__What to do__
Look through the material below. Copy every line with the string "image" in it.

-- START --

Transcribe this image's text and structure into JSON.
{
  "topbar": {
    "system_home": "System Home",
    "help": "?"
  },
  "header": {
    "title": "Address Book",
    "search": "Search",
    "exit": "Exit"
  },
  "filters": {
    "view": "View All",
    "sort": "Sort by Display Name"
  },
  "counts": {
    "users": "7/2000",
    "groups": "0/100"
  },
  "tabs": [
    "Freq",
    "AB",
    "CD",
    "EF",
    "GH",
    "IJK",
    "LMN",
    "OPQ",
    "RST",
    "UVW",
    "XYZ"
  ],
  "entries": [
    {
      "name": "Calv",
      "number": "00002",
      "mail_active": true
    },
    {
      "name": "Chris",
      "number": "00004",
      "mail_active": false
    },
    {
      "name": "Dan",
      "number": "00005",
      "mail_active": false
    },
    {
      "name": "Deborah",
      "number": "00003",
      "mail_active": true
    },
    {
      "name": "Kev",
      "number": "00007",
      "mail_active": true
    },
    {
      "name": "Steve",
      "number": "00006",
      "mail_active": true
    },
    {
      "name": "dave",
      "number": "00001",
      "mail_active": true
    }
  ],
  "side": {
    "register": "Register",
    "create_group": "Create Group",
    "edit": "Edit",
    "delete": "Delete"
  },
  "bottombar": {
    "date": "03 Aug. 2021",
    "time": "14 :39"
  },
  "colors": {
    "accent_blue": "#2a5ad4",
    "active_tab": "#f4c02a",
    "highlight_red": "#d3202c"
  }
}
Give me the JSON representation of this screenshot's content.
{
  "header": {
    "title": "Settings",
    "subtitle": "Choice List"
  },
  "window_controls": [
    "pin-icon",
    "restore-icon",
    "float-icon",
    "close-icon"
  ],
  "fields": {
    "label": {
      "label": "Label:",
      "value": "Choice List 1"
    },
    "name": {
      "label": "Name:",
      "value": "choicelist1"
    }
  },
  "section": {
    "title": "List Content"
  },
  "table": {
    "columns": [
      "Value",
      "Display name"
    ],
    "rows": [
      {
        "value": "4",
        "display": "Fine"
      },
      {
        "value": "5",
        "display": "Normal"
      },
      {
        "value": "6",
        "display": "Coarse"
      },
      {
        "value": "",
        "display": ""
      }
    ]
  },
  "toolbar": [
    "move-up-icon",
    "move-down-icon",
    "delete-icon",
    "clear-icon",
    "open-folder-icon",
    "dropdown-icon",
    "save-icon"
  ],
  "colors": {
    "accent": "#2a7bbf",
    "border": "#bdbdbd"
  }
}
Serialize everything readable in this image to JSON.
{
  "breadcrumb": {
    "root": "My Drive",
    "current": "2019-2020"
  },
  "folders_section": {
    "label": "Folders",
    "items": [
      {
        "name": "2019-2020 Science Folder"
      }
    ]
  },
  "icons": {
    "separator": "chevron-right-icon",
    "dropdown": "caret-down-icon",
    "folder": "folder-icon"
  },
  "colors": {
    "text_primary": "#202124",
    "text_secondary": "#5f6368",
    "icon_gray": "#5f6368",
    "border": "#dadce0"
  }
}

-- END --

__In response__
Transcribe this image's text and structure into JSON.
Serialize everything readable in this image to JSON.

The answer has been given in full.